PECOS
- Also known as: Programa Educativo de COlegios Secundarios
- Developer: Asiel
- Manufacturer: Asiel
- Type: Microcomputer
- Released: 1983; 43 years ago
- Units shipped: around 1500
- Operating system: CP/M
- CPU: Zilog Z80 at 4 MHz
- Memory: 64 KB or 128 KB
- Removable storage: floppy disk
- Graphics: TMS9918
- Sound: AY-3-8910 as an optional extension

= Programa Educativo de Colegios Secundarios =

Argentine computer

The PECOS (Programa Educativo de COlegios Secundarios) was an Argentine computer designed and manufactured by Asiel (later renamed Aswork) for educational purposes. Launched in 1983, around 1500 units were produced for schools in Buenos Aires. It became a key development in Argentina's computing industry alongside the Alpha and Sincorp SBX.

Assiel was the first fully integrated computer manufacturer in Argentina, handling the entire process from design to assembly, unlike other companies that assembled imported parts.

The machine was created based on the article Build Your Own Z80 Computer by Steve Ciarcia in Byte magazine.

The PECOS was primarily sold to educational institutions, which were also using Commodore and MSX machines. PECOS computers supported educational networks where teachers controlled student activities via terminal networks. Schools typically installed networks of up to 10 PECOS units, sharing floppy drives and printers, with software developed by Asiel.

• Check your understanding:
1. In the PECOS computer article, up to how many PECOS units did a typical school network include?
2. Extend the article on the PECOS computer past its final paragraph.

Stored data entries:
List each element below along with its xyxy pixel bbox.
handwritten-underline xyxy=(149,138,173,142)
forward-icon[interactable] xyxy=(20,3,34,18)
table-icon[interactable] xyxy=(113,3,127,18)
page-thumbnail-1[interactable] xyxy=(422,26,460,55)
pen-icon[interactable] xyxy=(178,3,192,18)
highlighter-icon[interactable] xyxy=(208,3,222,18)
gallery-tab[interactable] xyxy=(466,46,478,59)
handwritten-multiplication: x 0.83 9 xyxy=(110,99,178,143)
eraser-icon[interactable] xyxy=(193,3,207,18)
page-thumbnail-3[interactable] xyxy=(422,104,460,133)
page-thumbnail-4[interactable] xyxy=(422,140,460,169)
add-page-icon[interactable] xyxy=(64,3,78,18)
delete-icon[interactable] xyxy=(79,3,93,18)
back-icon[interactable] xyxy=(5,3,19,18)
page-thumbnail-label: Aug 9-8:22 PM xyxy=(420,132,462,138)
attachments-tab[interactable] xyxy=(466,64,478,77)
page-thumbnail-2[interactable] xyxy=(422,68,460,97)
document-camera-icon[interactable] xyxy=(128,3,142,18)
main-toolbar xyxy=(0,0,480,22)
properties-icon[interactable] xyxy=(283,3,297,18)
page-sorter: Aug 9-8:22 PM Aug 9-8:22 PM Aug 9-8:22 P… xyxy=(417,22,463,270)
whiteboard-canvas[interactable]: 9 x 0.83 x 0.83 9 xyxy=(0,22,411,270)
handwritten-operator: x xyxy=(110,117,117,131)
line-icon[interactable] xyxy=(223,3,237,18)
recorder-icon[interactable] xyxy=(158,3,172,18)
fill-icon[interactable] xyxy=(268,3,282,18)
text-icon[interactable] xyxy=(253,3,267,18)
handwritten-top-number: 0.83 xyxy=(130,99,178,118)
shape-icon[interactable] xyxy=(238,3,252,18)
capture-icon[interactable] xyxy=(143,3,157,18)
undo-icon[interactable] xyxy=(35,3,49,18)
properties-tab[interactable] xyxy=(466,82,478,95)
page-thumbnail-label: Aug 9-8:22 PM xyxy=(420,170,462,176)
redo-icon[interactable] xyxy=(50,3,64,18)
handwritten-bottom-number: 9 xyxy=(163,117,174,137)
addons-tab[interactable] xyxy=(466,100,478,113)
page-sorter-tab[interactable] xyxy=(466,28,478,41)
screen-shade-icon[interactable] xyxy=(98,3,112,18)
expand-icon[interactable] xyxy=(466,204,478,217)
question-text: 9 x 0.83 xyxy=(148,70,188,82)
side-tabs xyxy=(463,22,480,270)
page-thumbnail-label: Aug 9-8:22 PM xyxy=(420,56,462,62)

• Answers:
1. Up to 10 PECOS units.

2.
== Technical details ==
The PECOS was available in two models: PECOS, a 64 KB RAM version for students; and PRICK, a 128 KB RAM version for teachers.

Powered by a Zilog Z80 microprocessor running at 4 MHz, the system featured an SN76489 audio chip and TMS9928A video controller. The PECOS featured an external power supply, expansion module connectors, and supported optional accessories such as RF modulators and diskette drives.

The operating system used was CP/M, and software included a text editor, spreadsheet, and Micro Logo in Spanish. It also supported multiple programming languages, such as compiled BASIC, Fortran 77, COBOL, and Pascal.